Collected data
....

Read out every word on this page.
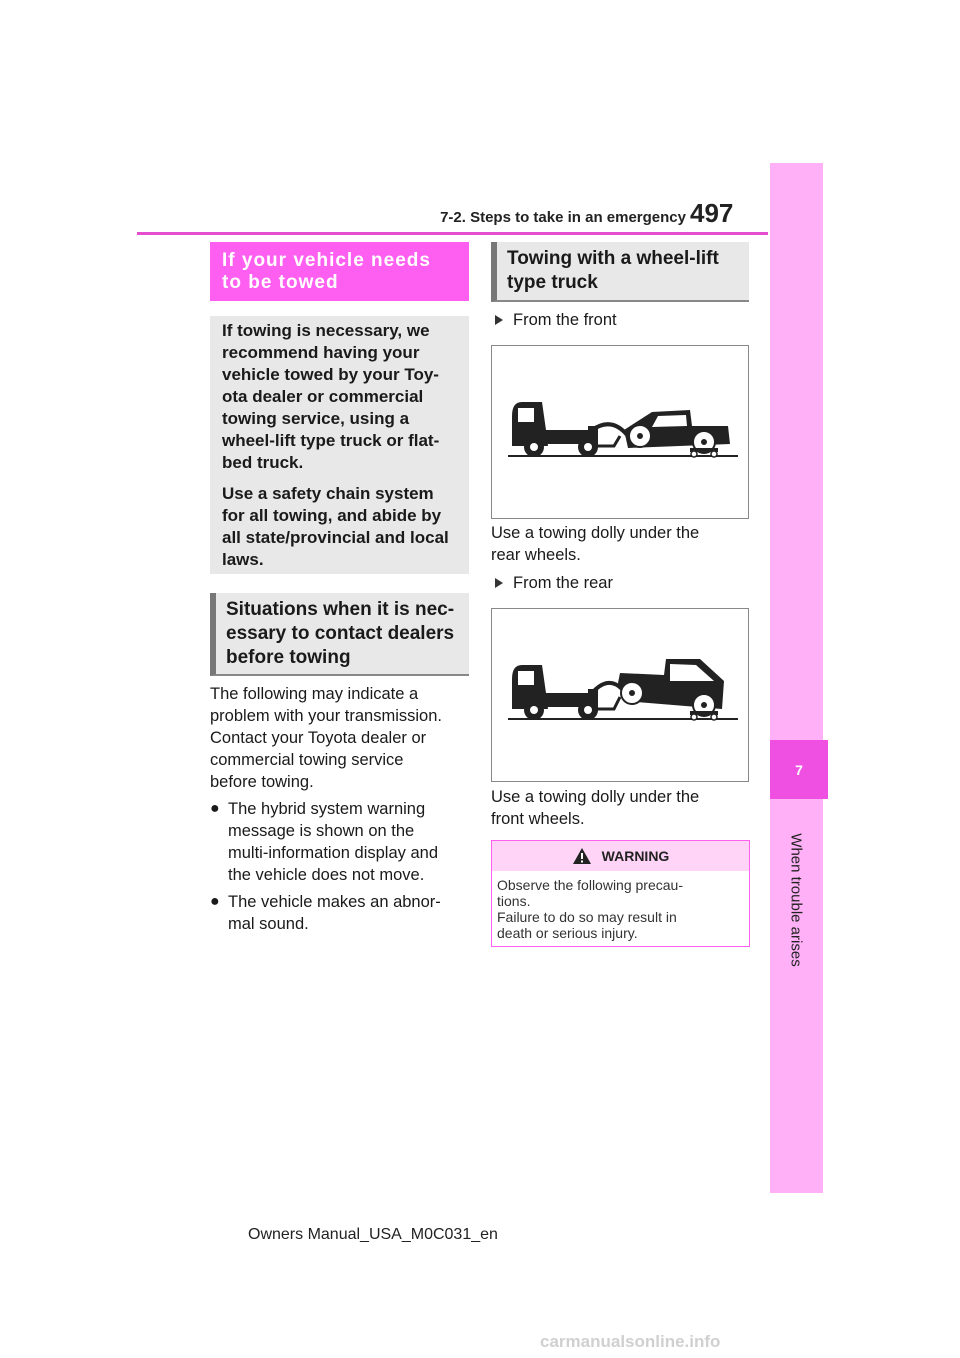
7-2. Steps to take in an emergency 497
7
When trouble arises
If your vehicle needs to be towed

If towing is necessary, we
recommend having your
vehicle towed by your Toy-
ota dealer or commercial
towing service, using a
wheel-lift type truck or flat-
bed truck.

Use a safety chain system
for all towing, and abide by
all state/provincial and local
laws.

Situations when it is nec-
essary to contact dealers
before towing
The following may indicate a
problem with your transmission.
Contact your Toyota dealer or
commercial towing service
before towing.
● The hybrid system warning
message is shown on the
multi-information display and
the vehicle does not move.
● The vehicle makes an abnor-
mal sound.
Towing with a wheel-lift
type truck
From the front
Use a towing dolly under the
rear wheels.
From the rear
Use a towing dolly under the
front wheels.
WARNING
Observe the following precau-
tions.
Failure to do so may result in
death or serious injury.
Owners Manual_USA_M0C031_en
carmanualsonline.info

....

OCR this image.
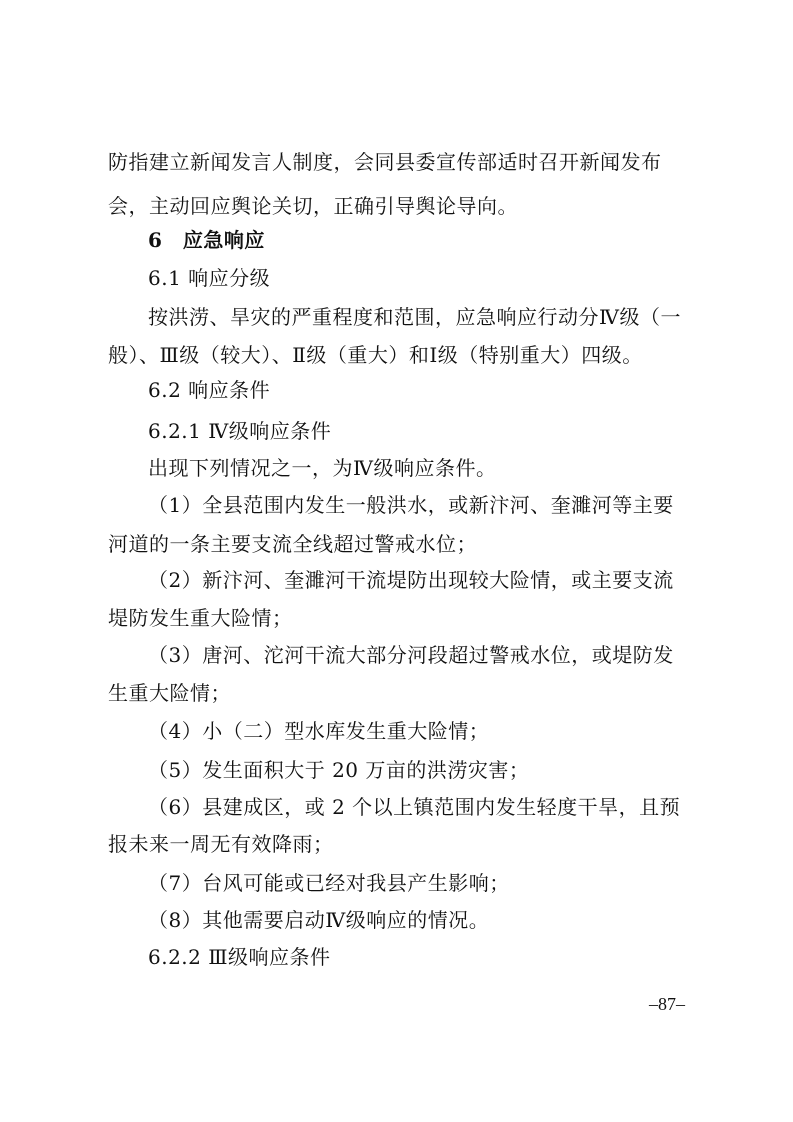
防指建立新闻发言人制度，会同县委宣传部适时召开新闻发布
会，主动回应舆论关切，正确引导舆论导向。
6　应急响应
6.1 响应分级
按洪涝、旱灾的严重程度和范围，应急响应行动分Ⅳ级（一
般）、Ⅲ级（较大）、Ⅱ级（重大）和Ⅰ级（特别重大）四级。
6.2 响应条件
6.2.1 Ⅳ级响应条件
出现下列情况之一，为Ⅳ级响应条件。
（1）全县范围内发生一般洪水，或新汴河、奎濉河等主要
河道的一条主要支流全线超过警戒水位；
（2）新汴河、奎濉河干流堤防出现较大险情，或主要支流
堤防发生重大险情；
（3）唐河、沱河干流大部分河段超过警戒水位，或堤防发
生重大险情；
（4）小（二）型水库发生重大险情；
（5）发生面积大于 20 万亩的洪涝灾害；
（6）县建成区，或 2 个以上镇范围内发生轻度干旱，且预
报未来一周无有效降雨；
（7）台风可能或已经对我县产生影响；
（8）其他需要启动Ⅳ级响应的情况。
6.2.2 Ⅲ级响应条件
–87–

....

In the records above, locate each line with the word "this". Copy all such lines.

_THE SOLUTION_
Read out every word on this page.
OCR this image.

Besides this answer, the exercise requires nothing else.